*** Opening Passage ***
Intra-Exon Motif Correlations as a Proxy Measure for Mean Per-Tile Sequence Quality Data in RNA-Seq

Abstract
Given the wide variability in the quality of next-generation sequencing data submitted to public repositories, it is essential to identify methods that can perform quality control on these data sets when additional quality control data, such as mean tile data, are missing from public repositories. In this study, we present evidence that correlating counts of reads corresponding to pairs of motifs separated over specific distances on individual exons can be used as a proxy mean tile data in the data sets we analyzed and hence could be used when mean tile data are not available. As test data sets we use the Homo sapiens in vitro transcribed (IVT) data set, and a Drosophila melanogaster data set comprising wild and mutant types. We find that a FastQC analysis of the available parts of these data sets demonstrates that the per-tile sequencing quality is good for all the data sets apart from the mutant-type data where the mutant-r3 data are worse than the mutant-r2 data. Correspondingly, intra-exon motif correlations are reasonably large for all data sets except this latter case where the mutant-r2 correlations are low and the mutant-r3 correlations close to zero. We propose that these extremely low correlations are indicative of bias of technical origin, such as flowcell errors. In addition to this, the intra-exon motif correlations as a function of both guanosine-cytosine (GC) content parameters are somewhat higher and less dependent on the GC content parameters in the IVT-Plasmids messenger RNA (mRNA) selection free RNA-Seq sample (control) than in the other RNA-Seq samples that did undergo mRNA selection: both ribosomal depletion (IVT-Only) and PolyA selection (IVT-PolyA, wild type, and mutant).
*** Closing Passage ***
*** Opening Information provided ***
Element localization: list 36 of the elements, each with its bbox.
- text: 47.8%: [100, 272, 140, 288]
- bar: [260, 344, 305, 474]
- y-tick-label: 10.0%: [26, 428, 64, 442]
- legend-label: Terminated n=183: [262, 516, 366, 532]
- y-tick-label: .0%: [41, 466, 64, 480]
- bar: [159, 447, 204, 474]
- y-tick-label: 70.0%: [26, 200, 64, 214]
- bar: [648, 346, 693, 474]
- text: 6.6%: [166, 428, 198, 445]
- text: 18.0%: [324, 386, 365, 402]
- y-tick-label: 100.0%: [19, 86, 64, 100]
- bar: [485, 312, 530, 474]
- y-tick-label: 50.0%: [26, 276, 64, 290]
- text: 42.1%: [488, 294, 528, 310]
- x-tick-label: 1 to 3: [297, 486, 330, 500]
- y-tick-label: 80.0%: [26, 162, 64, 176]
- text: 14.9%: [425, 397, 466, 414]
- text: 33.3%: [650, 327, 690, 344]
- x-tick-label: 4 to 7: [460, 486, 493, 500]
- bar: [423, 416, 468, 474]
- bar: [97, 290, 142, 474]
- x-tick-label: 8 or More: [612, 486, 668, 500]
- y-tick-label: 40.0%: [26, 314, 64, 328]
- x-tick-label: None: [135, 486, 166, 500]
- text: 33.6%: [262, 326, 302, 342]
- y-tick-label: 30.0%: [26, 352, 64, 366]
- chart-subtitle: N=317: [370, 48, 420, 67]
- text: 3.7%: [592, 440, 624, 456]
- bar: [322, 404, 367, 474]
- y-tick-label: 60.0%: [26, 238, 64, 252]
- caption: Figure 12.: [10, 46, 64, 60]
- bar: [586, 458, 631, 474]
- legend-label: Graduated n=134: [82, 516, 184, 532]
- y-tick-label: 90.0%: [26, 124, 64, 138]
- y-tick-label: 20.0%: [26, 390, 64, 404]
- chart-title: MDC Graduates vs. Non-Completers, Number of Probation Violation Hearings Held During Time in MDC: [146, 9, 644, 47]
*** Closing Information provided ***
List of tasks |
1. In the abstract on intra-exon motif correlations above, list every RNA-Seq sample that its last sentence names as having undergone mRNA selection.
2. Answer these questions from the abstract on intra-exon motif correlations above.
(a) Which organism supplies the test data set with wild and mutant types?
(b) What analysis was run on the available parts of the data sets to assess per-tile sequencing quality?
(c) What do the authors propose the extremely low correlations indicate?

List of answers |
1.
IVT-Only
IVT-PolyA
wild type
mutant

2.
(a) Drosophila melanogaster
(b) A FastQC analysis
(c) Bias of technical origin, such as flowcell errors